--- Objective ---
Repeat exactly the lines from the one containing "Give me a plain-text" through the last line of the records below, both included, and nothing else.

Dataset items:
———

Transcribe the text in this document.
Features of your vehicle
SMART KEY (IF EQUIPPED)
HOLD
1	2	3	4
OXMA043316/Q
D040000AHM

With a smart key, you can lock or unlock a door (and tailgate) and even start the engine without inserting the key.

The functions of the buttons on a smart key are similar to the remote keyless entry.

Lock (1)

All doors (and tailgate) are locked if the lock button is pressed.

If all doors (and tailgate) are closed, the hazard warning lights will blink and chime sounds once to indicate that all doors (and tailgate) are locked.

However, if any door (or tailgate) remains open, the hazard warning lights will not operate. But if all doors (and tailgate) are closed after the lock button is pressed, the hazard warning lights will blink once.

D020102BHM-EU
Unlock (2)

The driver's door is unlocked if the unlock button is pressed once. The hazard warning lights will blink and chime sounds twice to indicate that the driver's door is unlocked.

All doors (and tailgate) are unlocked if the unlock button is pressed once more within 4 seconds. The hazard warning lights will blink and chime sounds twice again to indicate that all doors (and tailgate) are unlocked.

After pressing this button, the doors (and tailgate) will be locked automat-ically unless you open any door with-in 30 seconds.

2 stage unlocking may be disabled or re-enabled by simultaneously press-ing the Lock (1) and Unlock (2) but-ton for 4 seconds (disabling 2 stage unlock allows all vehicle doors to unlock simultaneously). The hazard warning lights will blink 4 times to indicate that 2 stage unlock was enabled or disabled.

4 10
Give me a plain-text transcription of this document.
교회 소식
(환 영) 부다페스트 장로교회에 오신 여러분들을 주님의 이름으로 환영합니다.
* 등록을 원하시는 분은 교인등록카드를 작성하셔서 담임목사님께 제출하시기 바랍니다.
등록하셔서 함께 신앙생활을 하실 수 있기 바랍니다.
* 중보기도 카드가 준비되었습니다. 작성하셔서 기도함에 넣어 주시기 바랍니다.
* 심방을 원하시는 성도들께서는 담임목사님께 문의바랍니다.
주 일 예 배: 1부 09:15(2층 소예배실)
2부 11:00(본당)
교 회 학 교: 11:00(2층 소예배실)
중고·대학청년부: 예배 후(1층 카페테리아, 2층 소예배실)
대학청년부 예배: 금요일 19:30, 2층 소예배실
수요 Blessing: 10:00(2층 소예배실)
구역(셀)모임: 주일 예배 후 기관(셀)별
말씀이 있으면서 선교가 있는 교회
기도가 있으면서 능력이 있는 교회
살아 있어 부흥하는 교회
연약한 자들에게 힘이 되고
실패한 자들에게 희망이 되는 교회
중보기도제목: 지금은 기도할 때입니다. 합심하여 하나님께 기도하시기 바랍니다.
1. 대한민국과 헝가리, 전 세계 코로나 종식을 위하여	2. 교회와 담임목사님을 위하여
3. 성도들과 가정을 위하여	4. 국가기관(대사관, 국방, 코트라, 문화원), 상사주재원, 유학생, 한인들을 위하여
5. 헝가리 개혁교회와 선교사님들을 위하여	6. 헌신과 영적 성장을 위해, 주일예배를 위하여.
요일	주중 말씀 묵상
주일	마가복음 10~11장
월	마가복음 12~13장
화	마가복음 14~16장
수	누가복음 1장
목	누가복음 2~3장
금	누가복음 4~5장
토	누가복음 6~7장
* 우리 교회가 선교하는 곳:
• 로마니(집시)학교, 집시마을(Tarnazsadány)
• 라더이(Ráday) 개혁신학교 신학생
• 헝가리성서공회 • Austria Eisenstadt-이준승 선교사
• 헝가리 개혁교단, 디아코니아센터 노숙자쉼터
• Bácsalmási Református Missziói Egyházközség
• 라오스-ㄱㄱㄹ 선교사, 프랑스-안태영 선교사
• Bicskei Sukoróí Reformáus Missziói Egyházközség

———

--- Answer ---
Give me a plain-text transcription of this document.
교회 소식
(환 영) 부다페스트 장로교회에 오신 여러분들을 주님의 이름으로 환영합니다.
* 등록을 원하시는 분은 교인등록카드를 작성하셔서 담임목사님께 제출하시기 바랍니다.
등록하셔서 함께 신앙생활을 하실 수 있기 바랍니다.
* 중보기도 카드가 준비되었습니다. 작성하셔서 기도함에 넣어 주시기 바랍니다.
* 심방을 원하시는 성도들께서는 담임목사님께 문의바랍니다.
주 일 예 배: 1부 09:15(2층 소예배실)
2부 11:00(본당)
교 회 학 교: 11:00(2층 소예배실)
중고·대학청년부: 예배 후(1층 카페테리아, 2층 소예배실)
대학청년부 예배: 금요일 19:30, 2층 소예배실
수요 Blessing: 10:00(2층 소예배실)
구역(셀)모임: 주일 예배 후 기관(셀)별
말씀이 있으면서 선교가 있는 교회
기도가 있으면서 능력이 있는 교회
살아 있어 부흥하는 교회
연약한 자들에게 힘이 되고
실패한 자들에게 희망이 되는 교회
중보기도제목: 지금은 기도할 때입니다. 합심하여 하나님께 기도하시기 바랍니다.
1. 대한민국과 헝가리, 전 세계 코로나 종식을 위하여	2. 교회와 담임목사님을 위하여
3. 성도들과 가정을 위하여	4. 국가기관(대사관, 국방, 코트라, 문화원), 상사주재원, 유학생, 한인들을 위하여
5. 헝가리 개혁교회와 선교사님들을 위하여	6. 헌신과 영적 성장을 위해, 주일예배를 위하여.
요일	주중 말씀 묵상
주일	마가복음 10~11장
월	마가복음 12~13장
화	마가복음 14~16장
수	누가복음 1장
목	누가복음 2~3장
금	누가복음 4~5장
토	누가복음 6~7장
* 우리 교회가 선교하는 곳:
• 로마니(집시)학교, 집시마을(Tarnazsadány)
• 라더이(Ráday) 개혁신학교 신학생
• 헝가리성서공회 • Austria Eisenstadt-이준승 선교사
• 헝가리 개혁교단, 디아코니아센터 노숙자쉼터
• Bácsalmási Református Missziói Egyházközség
• 라오스-ㄱㄱㄹ 선교사, 프랑스-안태영 선교사
• Bicskei Sukoróí Reformáus Missziói Egyházközség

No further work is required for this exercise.